* **Exercise requirements**: Every entry below should be repeated exactly; the pictures should not.

----------------

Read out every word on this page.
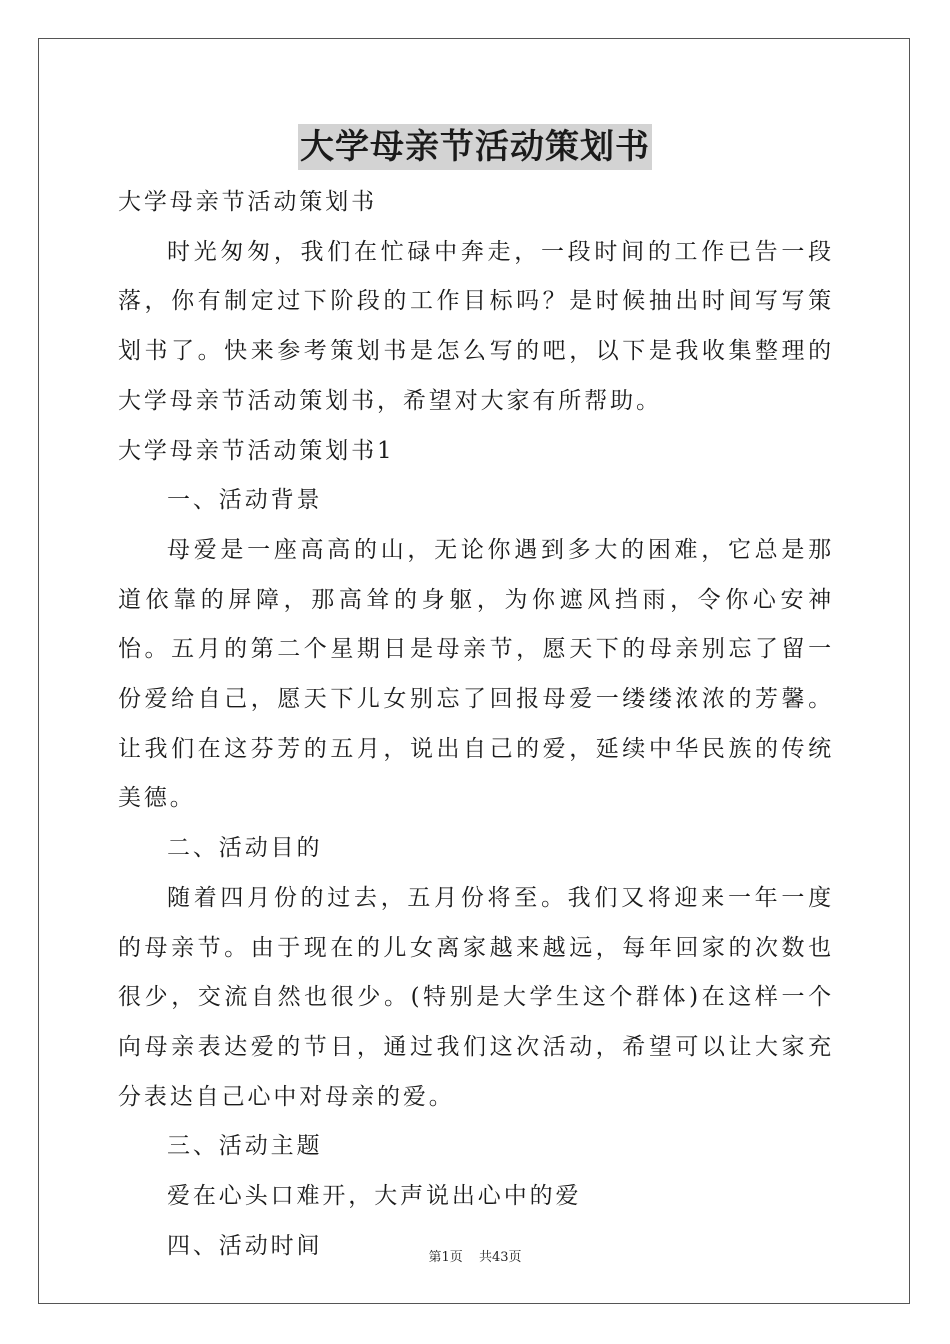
大学母亲节活动策划书

大学母亲节活动策划书

时光匆匆，我们在忙碌中奔走，一段时间的工作已告一段落，你有制定过下阶段的工作目标吗？是时候抽出时间写写策划书了。快来参考策划书是怎么写的吧，以下是我收集整理的大学母亲节活动策划书，希望对大家有所帮助。

大学母亲节活动策划书1

一、活动背景

母爱是一座高高的山，无论你遇到多大的困难，它总是那道依靠的屏障，那高耸的身躯，为你遮风挡雨，令你心安神怡。五月的第二个星期日是母亲节，愿天下的母亲别忘了留一份爱给自己，愿天下儿女别忘了回报母爱一缕缕浓浓的芳馨。让我们在这芬芳的五月，说出自己的爱，延续中华民族的传统美德。

二、活动目的

随着四月份的过去，五月份将至。我们又将迎来一年一度的母亲节。由于现在的儿女离家越来越远，每年回家的次数也很少，交流自然也很少。(特别是大学生这个群体)在这样一个向母亲表达爱的节日，通过我们这次活动，希望可以让大家充分表达自己心中对母亲的爱。

三、活动主题

爱在心头口难开，大声说出心中的爱

四、活动时间	第1页 共43页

----------------

* **Written response**:
Read out every word on this page.
大学母亲节活动策划书

大学母亲节活动策划书

时光匆匆，我们在忙碌中奔走，一段时间的工作已告一段落，你有制定过下阶段的工作目标吗？是时候抽出时间写写策划书了。快来参考策划书是怎么写的吧，以下是我收集整理的大学母亲节活动策划书，希望对大家有所帮助。

大学母亲节活动策划书1

一、活动背景

母爱是一座高高的山，无论你遇到多大的困难，它总是那道依靠的屏障，那高耸的身躯，为你遮风挡雨，令你心安神怡。五月的第二个星期日是母亲节，愿天下的母亲别忘了留一份爱给自己，愿天下儿女别忘了回报母爱一缕缕浓浓的芳馨。让我们在这芬芳的五月，说出自己的爱，延续中华民族的传统美德。

二、活动目的

随着四月份的过去，五月份将至。我们又将迎来一年一度的母亲节。由于现在的儿女离家越来越远，每年回家的次数也很少，交流自然也很少。(特别是大学生这个群体)在这样一个向母亲表达爱的节日，通过我们这次活动，希望可以让大家充分表达自己心中对母亲的爱。

三、活动主题

爱在心头口难开，大声说出心中的爱

四、活动时间	第1页 共43页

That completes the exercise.